Paladar Doña Eutimia
El Cafe (breakfast or lunch)
I will save my backpack crumbs for another day…
What to Do and Not to Do While in Cuba
Stating the obvious here, but remember that their government is very different than ours ( the U.S.) . Avoid any political conversations. Keep your comments to yourself. Know the laws. Do not take any photographs of police officers. Do not drink the water. Do not drink the water. Do not drink the water. Make sure you tip. For many locals, tips are an important source of income.
What to See and Do
We took a fantastic day tour with TripHavanaNow in a 1957 Chevy to Fusterlandia. Wow!! Fusterlandia is a 28 year old art project started by Cuban artist Jose Fuster who began by decorating his own house/property with painted tiles and mosaics. He eventually branched out into his neighborhood, decorating walls, his neighbors houses and even the bus stop! . He even taught his neighbors how to paint and create their own art-filled galleries to supplement their incomes. His neighborhood beautification project (influenced by Spanish artists Gaudi and Picasso) is still a work in progress. After the last hurricane, Jose was once again giving back to his community by giving out food and water!

_To do_
A: In the passage about Cuba, what kind of car was used for the day tour to Fusterlandia?
B: From the passage about Cuba, copy the text starting at "What to See" up to and including "food and water!".

_Extracted information_
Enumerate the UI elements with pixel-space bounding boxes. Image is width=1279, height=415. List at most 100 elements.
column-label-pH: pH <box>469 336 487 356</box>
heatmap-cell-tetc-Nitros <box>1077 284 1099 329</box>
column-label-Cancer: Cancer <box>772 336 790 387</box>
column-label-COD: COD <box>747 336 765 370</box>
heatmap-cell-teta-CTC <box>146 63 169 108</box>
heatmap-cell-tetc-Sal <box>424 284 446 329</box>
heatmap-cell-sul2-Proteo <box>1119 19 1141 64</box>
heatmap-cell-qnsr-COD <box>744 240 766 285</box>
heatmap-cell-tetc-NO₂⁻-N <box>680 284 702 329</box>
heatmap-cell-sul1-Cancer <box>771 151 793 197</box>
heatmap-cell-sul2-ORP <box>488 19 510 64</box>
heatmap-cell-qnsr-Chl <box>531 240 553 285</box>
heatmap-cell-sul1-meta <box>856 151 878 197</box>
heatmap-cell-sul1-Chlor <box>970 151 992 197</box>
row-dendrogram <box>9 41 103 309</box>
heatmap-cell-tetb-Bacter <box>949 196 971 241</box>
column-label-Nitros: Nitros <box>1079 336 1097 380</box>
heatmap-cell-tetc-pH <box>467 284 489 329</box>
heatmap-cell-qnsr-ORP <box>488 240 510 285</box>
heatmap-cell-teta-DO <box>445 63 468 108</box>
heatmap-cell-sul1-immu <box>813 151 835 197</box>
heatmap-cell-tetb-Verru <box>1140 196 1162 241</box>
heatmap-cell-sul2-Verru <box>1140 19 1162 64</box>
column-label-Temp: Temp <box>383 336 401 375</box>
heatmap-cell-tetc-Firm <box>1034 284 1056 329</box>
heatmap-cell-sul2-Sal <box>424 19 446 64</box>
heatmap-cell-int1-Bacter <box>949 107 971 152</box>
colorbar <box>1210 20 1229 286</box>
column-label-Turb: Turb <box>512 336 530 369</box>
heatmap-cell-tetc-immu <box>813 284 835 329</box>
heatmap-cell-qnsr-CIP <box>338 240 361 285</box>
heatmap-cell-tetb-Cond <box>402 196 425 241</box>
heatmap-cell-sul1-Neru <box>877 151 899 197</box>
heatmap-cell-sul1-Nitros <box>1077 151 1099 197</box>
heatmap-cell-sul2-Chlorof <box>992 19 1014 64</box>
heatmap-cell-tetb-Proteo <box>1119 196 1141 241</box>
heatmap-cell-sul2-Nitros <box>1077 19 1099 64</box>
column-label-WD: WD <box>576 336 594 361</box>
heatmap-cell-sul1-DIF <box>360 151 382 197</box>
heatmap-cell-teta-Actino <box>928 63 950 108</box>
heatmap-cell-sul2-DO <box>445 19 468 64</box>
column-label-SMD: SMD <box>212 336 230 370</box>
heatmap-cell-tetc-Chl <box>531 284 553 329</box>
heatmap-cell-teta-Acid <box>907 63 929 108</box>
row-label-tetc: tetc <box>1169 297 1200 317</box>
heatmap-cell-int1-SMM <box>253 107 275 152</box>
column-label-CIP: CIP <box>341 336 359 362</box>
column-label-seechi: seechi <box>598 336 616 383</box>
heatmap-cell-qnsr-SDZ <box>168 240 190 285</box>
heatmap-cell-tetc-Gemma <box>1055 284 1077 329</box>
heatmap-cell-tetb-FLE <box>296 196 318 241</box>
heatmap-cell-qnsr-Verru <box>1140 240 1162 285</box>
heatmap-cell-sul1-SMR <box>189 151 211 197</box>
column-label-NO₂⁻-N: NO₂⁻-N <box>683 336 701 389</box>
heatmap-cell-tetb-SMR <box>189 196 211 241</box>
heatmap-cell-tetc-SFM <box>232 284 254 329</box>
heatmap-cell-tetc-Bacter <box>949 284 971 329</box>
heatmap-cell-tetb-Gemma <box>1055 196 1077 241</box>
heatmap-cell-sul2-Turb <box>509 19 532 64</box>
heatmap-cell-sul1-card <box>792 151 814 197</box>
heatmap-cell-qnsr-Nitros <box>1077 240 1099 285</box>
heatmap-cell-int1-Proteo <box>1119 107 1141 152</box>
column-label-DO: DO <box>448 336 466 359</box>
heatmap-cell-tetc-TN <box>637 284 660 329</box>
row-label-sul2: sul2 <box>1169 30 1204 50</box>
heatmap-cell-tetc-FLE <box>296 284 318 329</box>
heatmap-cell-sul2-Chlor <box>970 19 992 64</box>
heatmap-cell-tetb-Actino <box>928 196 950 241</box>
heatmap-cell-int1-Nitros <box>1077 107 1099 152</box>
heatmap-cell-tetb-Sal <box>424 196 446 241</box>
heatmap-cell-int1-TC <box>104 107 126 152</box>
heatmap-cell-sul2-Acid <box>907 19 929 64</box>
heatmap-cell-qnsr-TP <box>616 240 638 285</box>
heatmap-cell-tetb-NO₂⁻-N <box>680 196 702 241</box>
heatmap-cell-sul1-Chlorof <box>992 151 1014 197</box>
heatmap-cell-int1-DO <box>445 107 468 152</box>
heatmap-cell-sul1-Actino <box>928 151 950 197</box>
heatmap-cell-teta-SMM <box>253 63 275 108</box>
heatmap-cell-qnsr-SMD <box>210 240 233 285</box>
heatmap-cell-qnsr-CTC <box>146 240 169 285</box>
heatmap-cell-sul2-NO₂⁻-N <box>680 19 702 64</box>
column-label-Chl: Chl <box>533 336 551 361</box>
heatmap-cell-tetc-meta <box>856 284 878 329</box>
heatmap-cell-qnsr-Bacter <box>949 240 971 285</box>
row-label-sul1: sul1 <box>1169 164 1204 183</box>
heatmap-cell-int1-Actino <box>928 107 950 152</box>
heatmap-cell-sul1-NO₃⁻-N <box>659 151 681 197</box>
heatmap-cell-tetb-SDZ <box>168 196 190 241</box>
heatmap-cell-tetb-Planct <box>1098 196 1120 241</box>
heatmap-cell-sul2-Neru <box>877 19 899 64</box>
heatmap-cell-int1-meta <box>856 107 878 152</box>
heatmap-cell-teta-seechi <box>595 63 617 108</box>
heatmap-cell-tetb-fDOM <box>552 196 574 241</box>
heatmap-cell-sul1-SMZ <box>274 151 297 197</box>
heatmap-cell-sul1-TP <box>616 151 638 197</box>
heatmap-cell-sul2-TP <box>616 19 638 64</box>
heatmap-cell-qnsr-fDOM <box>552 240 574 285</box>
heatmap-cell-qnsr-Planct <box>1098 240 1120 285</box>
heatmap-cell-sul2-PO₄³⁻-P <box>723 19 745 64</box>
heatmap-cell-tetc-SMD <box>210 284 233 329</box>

_Task solutions_
A: A 1957 Chevy.

B:
What to See and Do
We took a fantastic day tour with TripHavanaNow in a 1957 Chevy to Fusterlandia. Wow!! Fusterlandia is a 28 year old art project started by Cuban artist Jose Fuster who began by decorating his own house/property with painted tiles and mosaics. He eventually branched out into his neighborhood, decorating walls, his neighbors houses and even the bus stop! . He even taught his neighbors how to paint and create their own art-filled galleries to supplement their incomes. His neighborhood beautification project (influenced by Spanish artists Gaudi and Picasso) is still a work in progress. After the last hurricane, Jose was once again giving back to his community by giving out food and water!